Stored entries

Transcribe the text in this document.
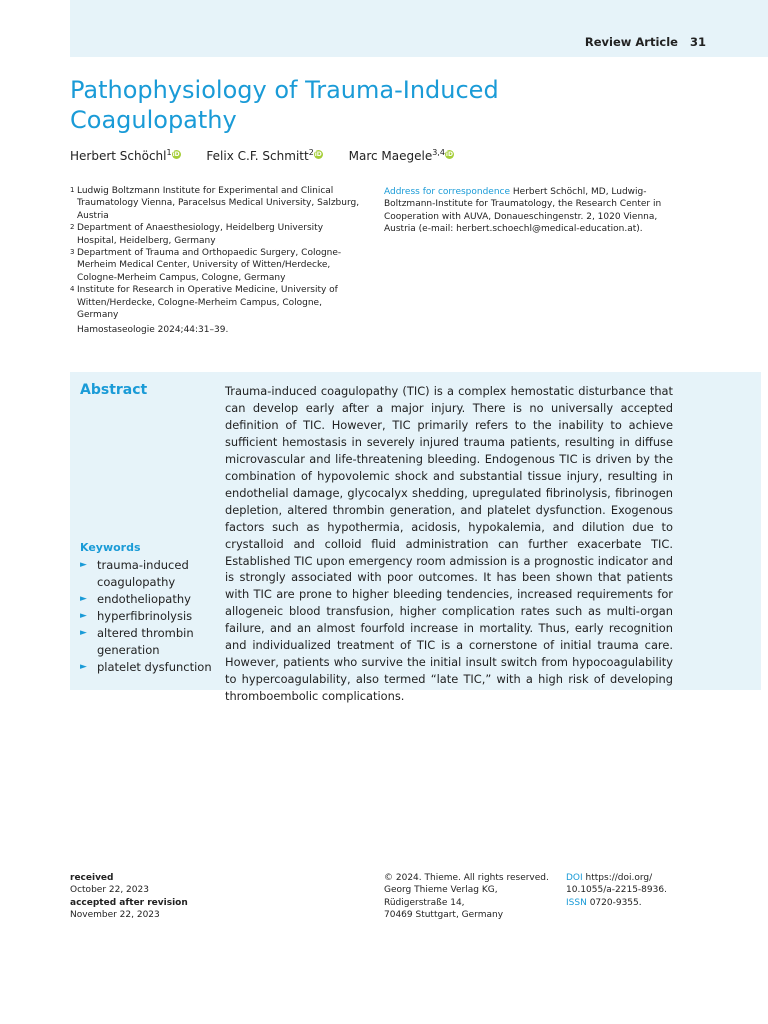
Review Article 31
Pathophysiology of Trauma-Induced Coagulopathy
Herbert Schöchl$^1$iD Felix C.F. Schmitt$^2$iD Marc Maegele$^{3,4}$iD
1 Ludwig Boltzmann Institute for Experimental and Clinical Traumatology Vienna, Paracelsus Medical University, Salzburg, Austria
2 Department of Anaesthesiology, Heidelberg University Hospital, Heidelberg, Germany
3 Department of Trauma and Orthopaedic Surgery, Cologne-Merheim Medical Center, University of Witten/Herdecke, Cologne-Merheim Campus, Cologne, Germany
4 Institute for Research in Operative Medicine, University of Witten/Herdecke, Cologne-Merheim Campus, Cologne, Germany
Hamostaseologie 2024;44:31–39.
Address for correspondence Herbert Schöchl, MD, Ludwig-Boltzmann-Institute for Traumatology, the Research Center in Cooperation with AUVA, Donaueschingenstr. 2, 1020 Vienna, Austria (e-mail: herbert.schoechl@medical-education.at).
Abstract	Trauma-induced coagulopathy (TIC) is a complex hemostatic disturbance that can develop early after a major injury. There is no universally accepted definition of TIC. However, TIC primarily refers to the inability to achieve sufficient hemostasis in severely injured trauma patients, resulting in diffuse microvascular and life-threatening bleeding. Endogenous TIC is driven by the combination of hypovolemic shock and substantial tissue injury, resulting in endothelial damage, glycocalyx shedding, upregulated fibrinolysis, fibrinogen depletion, altered thrombin generation, and platelet dysfunction. Exogenous factors such as hypothermia, acidosis, hypokalemia, and dilution due to crystalloid and colloid fluid administration can further exacerbate TIC. Established TIC upon emergency room admission is a prognostic indicator and is strongly associated with poor outcomes. It has been shown that patients with TIC are prone to higher bleeding tendencies, increased requirements for allogeneic blood transfusion, higher complication rates such as multi-organ failure, and an almost fourfold increase in mortality. Thus, early recognition and individualized treatment of TIC is a cornerstone of initial trauma care. However, patients who survive the initial insult switch from hypocoagulability to hypercoagulability, also termed “late TIC,” with a high risk of developing thromboembolic complications.

Keywords
► trauma-induced coagulopathy
► endotheliopathy
► hyperfibrinolysis
► altered thrombin generation
► platelet dysfunction
received
October 22, 2023
accepted after revision
November 22, 2023
© 2024. Thieme. All rights reserved.
Georg Thieme Verlag KG,
Rüdigerstraße 14,
70469 Stuttgart, Germany
DOI https://doi.org/
10.1055/a-2215-8936.
ISSN 0720-9355.
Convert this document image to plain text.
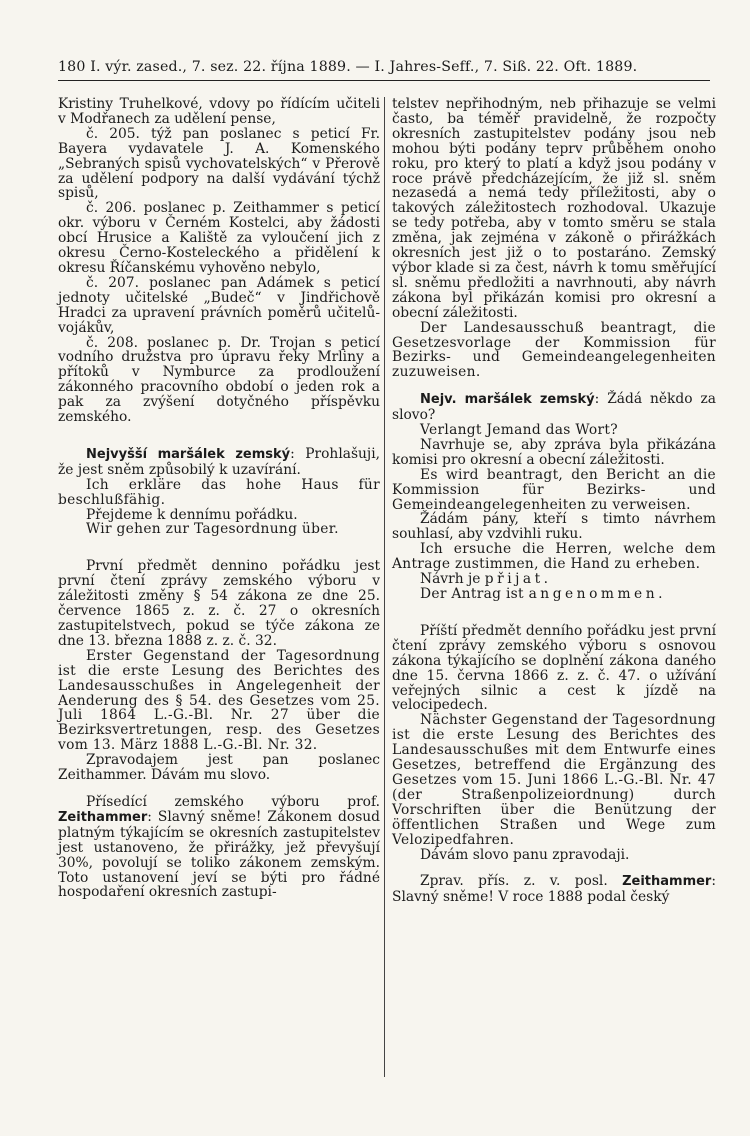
180 I. výr. zased., 7. sez. 22. října 1889. — I. Jahres-Seff., 7. Siß. 22. Oft. 1889.

Kristiny Truhelkové, vdovy po řídícím učiteli v Modřanech za udělení pense,

č. 205. týž pan poslanec s peticí Fr. Bayera vydavatele J. A. Komenského „Sebraných spisů vychovatelských“ v Přerově za udělení podpory na další vydávání týchž spisů,

č. 206. poslanec p. Zeithammer s peticí okr. výboru v Černém Kostelci, aby žádosti obcí Hrusice a Kaliště za vyloučení jich z okresu Černo-Kosteleckého a přidělení k okresu Říčanskému vyhověno nebylo,

č. 207. poslanec pan Adámek s peticí jednoty učitelské „Budeč“ v Jindřichově Hradci za upravení právních poměrů učitelů-vojákův,

č. 208. poslanec p. Dr. Trojan s peticí vodního družstva pro úpravu řeky Mrliny a přítoků v Nymburce za prodloužení zákonného pracovního období o jeden rok a pak za zvýšení dotyčného příspěvku zemského.

Nejvyšší maršálek zemský: Prohlašuji, že jest sněm způsobilý k uzavírání.

Ich erkläre das hohe Haus für beschlußfähig.

Přejdeme k dennímu pořádku.

Wir gehen zur Tagesordnung über.

První předmět dennino pořádku jest první čtení zprávy zemského výboru v záležitosti změny § 54 zákona ze dne 25. července 1865 z. z. č. 27 o okresních zastupitelstvech, pokud se týče zákona ze dne 13. března 1888 z. z. č. 32.

Erster Gegenstand der Tagesordnung ist die erste Lesung des Berichtes des Landesausschußes in Angelegenheit der Aenderung des § 54. des Gesetzes vom 25. Juli 1864 L.-G.-Bl. Nr. 27 über die Bezirksvertretungen, resp. des Gesetzes vom 13. März 1888 L.-G.-Bl. Nr. 32.

Zpravodajem jest pan poslanec Zeithammer. Dávám mu slovo.

Přísedící zemského výboru prof. Zeithammer: Slavný sněme! Zákonem dosud platným týkajícím se okresních zastupitelstev jest ustanoveno, že přirážky, jež převyšují 30%, povolují se toliko zákonem zemským. Toto ustanovení jeví se býti pro řádné hospodaření okresních zastupi-

telstev nepřihodným, neb přihazuje se velmi často, ba téměř pravidelně, že rozpočty okresních zastupitelstev podány jsou neb mohou býti podány teprv průběhem onoho roku, pro který to platí a když jsou podány v roce právě předcházejícím, že již sl. sněm nezasedá a nemá tedy příležitosti, aby o takových záležitostech rozhodoval. Ukazuje se tedy potřeba, aby v tomto směru se stala změna, jak zejména v zákoně o přirážkách okresních jest již o to postaráno. Zemský výbor klade si za čest, návrh k tomu směřující sl. sněmu předložiti a navrhnouti, aby návrh zákona byl přikázán komisi pro okresní a obecní záležitosti.

Der Landesausschuß beantragt, die Gesetzesvorlage der Kommission für Bezirks- und Gemeindeangelegenheiten zuzuweisen.

Nejv. maršálek zemský: Žádá někdo za slovo?

Verlangt Jemand das Wort?

Navrhuje se, aby zpráva byla přikázána komisi pro okresní a obecní záležitosti.

Es wird beantragt, den Bericht an die Kommission für Bezirks- und Gemeindeangelegenheiten zu verweisen.

Žádám pány, kteří s timto návrhem souhlasí, aby vzdvihli ruku.

Ich ersuche die Herren, welche dem Antrage zustimmen, die Hand zu erheben.

Návrh je přijat.

Der Antrag ist angenommen.

Příští předmět denního pořádku jest první čtení zprávy zemského výboru s osnovou zákona týkajícího se doplnění zákona daného dne 15. června 1866 z. z. č. 47. o užívání veřejných silnic a cest k jízdě na velocipedech.

Nächster Gegenstand der Tagesordnung ist die erste Lesung des Berichtes des Landesausschußes mit dem Entwurfe eines Gesetzes, betreffend die Ergänzung des Gesetzes vom 15. Juni 1866 L.-G.-Bl. Nr. 47 (der Straßenpolizeiordnung) durch Vorschriften über die Benützung der öffentlichen Straßen und Wege zum Velozipedfahren.

Dávám slovo panu zpravodaji.

Zprav. přís. z. v. posl. Zeithammer: Slavný sněme! V roce 1888 podal český
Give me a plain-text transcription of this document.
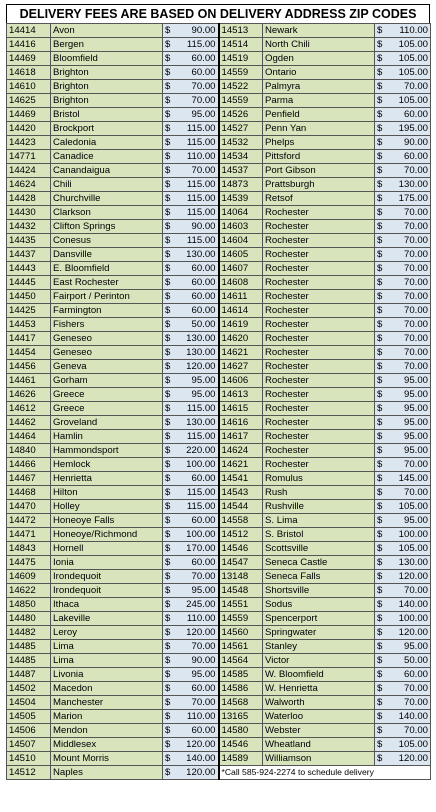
DELIVERY FEES ARE BASED ON DELIVERY ADDRESS ZIP CODES
14414	Avon	$ 90.00	14513	Newark	$ 110.00

14416	Bergen	$ 115.00	14514	North Chili	$ 105.00

14469	Bloomfield	$ 60.00	14519	Ogden	$ 105.00

14618	Brighton	$ 60.00	14559	Ontario	$ 105.00

14610	Brighton	$ 70.00	14522	Palmyra	$ 70.00

14625	Brighton	$ 70.00	14559	Parma	$ 105.00

14469	Bristol	$ 95.00	14526	Penfield	$ 60.00

14420	Brockport	$ 115.00	14527	Penn Yan	$ 195.00

14423	Caledonia	$ 115.00	14532	Phelps	$ 90.00

14771	Canadice	$ 110.00	14534	Pittsford	$ 60.00

14424	Canandaigua	$ 70.00	14537	Port Gibson	$ 70.00

14624	Chili	$ 115.00	14873	Prattsburgh	$ 130.00

14428	Churchville	$ 115.00	14539	Retsof	$ 175.00

14430	Clarkson	$ 115.00	14064	Rochester	$ 70.00

14432	Clifton Springs	$ 90.00	14603	Rochester	$ 70.00

14435	Conesus	$ 115.00	14604	Rochester	$ 70.00

14437	Dansville	$ 130.00	14605	Rochester	$ 70.00

14443	E. Bloomfield	$ 60.00	14607	Rochester	$ 70.00

14445	East Rochester	$ 60.00	14608	Rochester	$ 70.00

14450	Fairport / Perinton	$ 60.00	14611	Rochester	$ 70.00

14425	Farmington	$ 60.00	14614	Rochester	$ 70.00

14453	Fishers	$ 50.00	14619	Rochester	$ 70.00

14417	Geneseo	$ 130.00	14620	Rochester	$ 70.00

14454	Geneseo	$ 130.00	14621	Rochester	$ 70.00

14456	Geneva	$ 120.00	14627	Rochester	$ 70.00

14461	Gorham	$ 95.00	14606	Rochester	$ 95.00

14626	Greece	$ 95.00	14613	Rochester	$ 95.00

14612	Greece	$ 115.00	14615	Rochester	$ 95.00

14462	Groveland	$ 130.00	14616	Rochester	$ 95.00

14464	Hamlin	$ 115.00	14617	Rochester	$ 95.00

14840	Hammondsport	$ 220.00	14624	Rochester	$ 95.00

14466	Hemlock	$ 100.00	14621	Rochester	$ 70.00

14467	Henrietta	$ 60.00	14541	Romulus	$ 145.00

14468	Hilton	$ 115.00	14543	Rush	$ 70.00

14470	Holley	$ 115.00	14544	Rushville	$ 105.00

14472	Honeoye Falls	$ 60.00	14558	S. Lima	$ 95.00

14471	Honeoye/Richmond	$ 100.00	14512	S. Bristol	$ 100.00

14843	Hornell	$ 170.00	14546	Scottsville	$ 105.00

14475	Ionia	$ 60.00	14547	Seneca Castle	$ 130.00

14609	Irondequoit	$ 70.00	13148	Seneca Falls	$ 120.00

14622	Irondequoit	$ 95.00	14548	Shortsville	$ 70.00

14850	Ithaca	$ 245.00	14551	Sodus	$ 140.00

14480	Lakeville	$ 110.00	14559	Spencerport	$ 100.00

14482	Leroy	$ 120.00	14560	Springwater	$ 120.00

14485	Lima	$ 70.00	14561	Stanley	$ 95.00

14485	Lima	$ 90.00	14564	Victor	$ 50.00

14487	Livonia	$ 95.00	14585	W. Bloomfield	$ 60.00

14502	Macedon	$ 60.00	14586	W. Henrietta	$ 70.00

14504	Manchester	$ 70.00	14568	Walworth	$ 70.00

14505	Marion	$ 110.00	13165	Waterloo	$ 140.00

14506	Mendon	$ 60.00	14580	Webster	$ 70.00

14507	Middlesex	$ 120.00	14546	Wheatland	$ 105.00

14510	Mount Morris	$ 140.00	14589	Williamson	$ 120.00

14512	Naples	$ 120.00	*Call 585-924-2274 to schedule delivery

▶ [Instructions for the task]: Return every line above that contains the word "Slavný".

▶ [Response area]:
Přísedící zemského výboru prof. Zeithammer: Slavný sněme! Zákonem dosud platným týkajícím se okresních zastupitelstev jest ustanoveno, že přirážky, jež převyšují 30%, povolují se toliko zákonem zemským. Toto ustanovení jeví se býti pro řádné hospodaření okresních zastupi-
Zprav. přís. z. v. posl. Zeithammer: Slavný sněme! V roce 1888 podal český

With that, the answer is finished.